* _Short task_
Filter these entries, keeping only lines that hold the word "legend".

Records contained in a dataset
-- Begin --

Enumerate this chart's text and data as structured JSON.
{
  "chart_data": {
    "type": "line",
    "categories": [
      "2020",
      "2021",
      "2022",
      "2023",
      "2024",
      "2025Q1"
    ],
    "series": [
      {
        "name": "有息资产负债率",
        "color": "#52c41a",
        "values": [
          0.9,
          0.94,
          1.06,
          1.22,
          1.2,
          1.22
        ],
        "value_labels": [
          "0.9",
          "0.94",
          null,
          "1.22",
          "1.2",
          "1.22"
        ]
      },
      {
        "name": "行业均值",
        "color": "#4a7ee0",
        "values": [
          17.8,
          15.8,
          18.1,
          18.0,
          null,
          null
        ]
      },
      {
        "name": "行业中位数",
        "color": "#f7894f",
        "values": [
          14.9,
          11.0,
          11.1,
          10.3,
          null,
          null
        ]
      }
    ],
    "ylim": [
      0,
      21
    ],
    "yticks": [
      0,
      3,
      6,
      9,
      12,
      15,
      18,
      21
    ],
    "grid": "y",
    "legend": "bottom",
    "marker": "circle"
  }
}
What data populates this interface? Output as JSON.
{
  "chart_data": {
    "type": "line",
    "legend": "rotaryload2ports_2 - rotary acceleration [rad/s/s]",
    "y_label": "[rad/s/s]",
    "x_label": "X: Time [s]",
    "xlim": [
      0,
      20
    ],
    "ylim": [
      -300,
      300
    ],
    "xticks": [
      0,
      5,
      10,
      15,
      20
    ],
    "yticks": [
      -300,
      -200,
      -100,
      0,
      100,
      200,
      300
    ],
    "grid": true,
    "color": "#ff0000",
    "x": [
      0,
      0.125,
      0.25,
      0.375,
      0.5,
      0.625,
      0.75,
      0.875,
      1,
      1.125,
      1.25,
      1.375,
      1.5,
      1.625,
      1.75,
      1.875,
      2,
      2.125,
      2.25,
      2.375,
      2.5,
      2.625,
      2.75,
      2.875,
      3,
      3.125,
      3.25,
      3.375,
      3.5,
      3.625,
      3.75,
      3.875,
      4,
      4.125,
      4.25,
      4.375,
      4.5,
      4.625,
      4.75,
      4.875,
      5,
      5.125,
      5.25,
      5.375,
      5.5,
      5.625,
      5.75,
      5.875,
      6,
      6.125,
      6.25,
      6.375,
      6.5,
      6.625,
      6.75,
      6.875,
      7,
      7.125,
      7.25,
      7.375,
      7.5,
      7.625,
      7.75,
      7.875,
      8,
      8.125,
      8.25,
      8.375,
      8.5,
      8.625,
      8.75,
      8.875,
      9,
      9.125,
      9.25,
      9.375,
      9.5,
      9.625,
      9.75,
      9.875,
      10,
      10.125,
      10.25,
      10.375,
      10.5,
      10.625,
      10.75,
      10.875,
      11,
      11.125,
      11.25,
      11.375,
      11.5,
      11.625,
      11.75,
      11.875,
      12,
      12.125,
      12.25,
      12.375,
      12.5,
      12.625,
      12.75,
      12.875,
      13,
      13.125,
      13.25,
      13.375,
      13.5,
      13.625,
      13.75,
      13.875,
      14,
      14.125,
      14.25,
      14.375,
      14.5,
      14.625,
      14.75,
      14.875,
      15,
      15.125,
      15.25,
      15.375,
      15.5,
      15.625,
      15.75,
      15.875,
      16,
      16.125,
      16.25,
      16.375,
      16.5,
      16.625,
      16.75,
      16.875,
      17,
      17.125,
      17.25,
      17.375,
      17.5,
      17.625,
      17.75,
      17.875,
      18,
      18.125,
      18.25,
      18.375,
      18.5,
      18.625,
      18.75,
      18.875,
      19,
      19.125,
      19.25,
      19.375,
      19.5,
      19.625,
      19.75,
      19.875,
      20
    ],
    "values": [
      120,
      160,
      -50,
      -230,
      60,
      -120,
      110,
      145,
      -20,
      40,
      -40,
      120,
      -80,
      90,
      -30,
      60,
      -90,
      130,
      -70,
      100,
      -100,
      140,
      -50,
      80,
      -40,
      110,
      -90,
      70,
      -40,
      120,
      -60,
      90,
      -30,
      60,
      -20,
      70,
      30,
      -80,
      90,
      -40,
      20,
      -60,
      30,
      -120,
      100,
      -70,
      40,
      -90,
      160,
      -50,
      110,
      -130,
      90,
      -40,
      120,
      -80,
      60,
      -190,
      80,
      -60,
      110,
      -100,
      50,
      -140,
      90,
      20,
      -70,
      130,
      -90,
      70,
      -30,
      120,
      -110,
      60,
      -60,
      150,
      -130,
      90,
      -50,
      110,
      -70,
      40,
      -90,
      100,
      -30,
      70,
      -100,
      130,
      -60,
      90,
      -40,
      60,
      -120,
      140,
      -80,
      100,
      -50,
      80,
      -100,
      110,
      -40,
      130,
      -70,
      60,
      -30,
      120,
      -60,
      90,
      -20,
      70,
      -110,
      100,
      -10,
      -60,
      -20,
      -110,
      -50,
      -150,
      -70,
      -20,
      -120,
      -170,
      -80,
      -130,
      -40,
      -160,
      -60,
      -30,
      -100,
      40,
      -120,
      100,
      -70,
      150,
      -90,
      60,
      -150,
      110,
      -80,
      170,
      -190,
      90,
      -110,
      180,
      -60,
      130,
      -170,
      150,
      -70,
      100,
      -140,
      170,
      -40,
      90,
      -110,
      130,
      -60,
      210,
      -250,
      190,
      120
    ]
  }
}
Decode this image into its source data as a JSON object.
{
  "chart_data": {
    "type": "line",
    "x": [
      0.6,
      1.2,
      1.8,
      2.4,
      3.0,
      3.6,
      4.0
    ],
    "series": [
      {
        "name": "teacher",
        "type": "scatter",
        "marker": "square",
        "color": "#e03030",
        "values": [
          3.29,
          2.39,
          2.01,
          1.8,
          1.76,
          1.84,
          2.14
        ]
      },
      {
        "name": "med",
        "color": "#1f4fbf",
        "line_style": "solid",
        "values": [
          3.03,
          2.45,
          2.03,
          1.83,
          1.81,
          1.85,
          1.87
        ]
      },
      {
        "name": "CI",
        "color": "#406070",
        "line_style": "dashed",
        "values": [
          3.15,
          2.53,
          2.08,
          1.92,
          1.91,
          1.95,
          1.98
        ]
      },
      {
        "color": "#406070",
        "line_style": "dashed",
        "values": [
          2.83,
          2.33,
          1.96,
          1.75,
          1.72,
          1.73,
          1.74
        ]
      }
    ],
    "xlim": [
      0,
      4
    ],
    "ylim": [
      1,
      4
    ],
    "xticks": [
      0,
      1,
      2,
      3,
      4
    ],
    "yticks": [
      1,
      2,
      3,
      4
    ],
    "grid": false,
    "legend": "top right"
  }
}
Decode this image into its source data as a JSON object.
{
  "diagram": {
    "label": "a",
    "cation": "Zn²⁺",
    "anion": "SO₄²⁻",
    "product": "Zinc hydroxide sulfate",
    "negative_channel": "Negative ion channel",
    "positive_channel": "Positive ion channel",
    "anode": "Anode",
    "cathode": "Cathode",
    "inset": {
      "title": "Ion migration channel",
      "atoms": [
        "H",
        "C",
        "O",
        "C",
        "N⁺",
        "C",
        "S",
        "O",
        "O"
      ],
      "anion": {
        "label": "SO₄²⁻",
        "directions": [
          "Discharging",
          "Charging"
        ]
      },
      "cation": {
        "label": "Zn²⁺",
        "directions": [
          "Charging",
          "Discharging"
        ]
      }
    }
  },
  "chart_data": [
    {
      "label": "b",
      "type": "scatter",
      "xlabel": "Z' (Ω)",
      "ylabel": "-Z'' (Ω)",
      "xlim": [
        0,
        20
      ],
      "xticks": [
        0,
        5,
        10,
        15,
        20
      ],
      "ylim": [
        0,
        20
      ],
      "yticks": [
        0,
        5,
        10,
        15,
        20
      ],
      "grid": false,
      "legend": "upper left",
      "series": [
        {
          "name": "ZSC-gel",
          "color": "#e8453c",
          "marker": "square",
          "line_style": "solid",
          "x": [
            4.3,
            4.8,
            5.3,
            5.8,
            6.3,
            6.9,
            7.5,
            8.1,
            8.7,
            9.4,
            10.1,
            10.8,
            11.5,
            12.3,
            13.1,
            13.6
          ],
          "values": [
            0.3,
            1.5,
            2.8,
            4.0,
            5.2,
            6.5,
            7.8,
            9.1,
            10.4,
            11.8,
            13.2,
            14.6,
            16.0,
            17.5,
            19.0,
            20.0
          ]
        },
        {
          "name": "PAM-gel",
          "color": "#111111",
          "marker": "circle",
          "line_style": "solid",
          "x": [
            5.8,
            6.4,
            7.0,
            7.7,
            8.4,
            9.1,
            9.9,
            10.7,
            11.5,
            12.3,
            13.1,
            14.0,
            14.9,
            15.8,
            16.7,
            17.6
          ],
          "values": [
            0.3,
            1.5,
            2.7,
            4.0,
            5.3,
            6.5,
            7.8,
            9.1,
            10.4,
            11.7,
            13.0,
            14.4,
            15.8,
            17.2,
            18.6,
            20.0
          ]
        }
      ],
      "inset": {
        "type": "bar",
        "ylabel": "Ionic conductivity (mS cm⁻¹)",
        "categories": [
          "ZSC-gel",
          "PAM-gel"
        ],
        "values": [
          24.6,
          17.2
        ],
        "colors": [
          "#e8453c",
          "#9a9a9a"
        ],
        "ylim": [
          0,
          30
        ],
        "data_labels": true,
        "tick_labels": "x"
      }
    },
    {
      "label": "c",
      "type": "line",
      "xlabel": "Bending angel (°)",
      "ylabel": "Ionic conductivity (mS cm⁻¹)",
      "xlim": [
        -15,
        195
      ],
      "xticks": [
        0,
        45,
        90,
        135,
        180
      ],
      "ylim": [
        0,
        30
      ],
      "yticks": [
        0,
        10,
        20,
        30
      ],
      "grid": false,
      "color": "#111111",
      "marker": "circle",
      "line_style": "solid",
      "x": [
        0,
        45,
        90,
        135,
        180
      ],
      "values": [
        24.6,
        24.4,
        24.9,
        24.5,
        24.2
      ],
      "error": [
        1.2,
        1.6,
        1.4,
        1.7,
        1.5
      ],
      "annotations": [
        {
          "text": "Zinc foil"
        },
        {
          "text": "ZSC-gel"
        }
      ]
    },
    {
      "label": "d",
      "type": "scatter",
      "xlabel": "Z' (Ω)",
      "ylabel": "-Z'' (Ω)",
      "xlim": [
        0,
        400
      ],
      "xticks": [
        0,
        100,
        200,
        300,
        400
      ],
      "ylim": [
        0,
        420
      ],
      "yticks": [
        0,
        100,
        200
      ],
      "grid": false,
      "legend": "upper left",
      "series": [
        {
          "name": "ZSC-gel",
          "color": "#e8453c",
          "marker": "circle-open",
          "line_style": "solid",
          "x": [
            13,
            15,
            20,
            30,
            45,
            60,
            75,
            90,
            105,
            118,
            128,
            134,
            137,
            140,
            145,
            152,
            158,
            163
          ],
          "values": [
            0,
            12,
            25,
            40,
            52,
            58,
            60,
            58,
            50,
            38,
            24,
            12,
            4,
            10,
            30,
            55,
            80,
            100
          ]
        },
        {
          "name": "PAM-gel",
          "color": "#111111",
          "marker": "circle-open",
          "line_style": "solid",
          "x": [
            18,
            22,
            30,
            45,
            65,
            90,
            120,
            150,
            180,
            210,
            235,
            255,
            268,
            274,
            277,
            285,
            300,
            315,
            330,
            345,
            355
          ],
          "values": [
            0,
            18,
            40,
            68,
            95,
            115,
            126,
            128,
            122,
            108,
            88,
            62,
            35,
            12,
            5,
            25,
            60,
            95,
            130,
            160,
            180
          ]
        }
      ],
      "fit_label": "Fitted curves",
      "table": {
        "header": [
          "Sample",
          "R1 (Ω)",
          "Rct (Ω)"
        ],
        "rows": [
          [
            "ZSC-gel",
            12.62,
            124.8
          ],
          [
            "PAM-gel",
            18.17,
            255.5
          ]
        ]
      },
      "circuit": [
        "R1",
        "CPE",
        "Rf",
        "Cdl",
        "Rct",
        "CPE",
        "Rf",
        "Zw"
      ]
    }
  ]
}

-- End --

* _The completed task_
    "legend": "bottom",
    "legend": "rotaryload2ports_2 - rotary acceleration [rad/s/s]",
    "legend": "top right"
      "legend": "upper left",
      "legend": "upper left",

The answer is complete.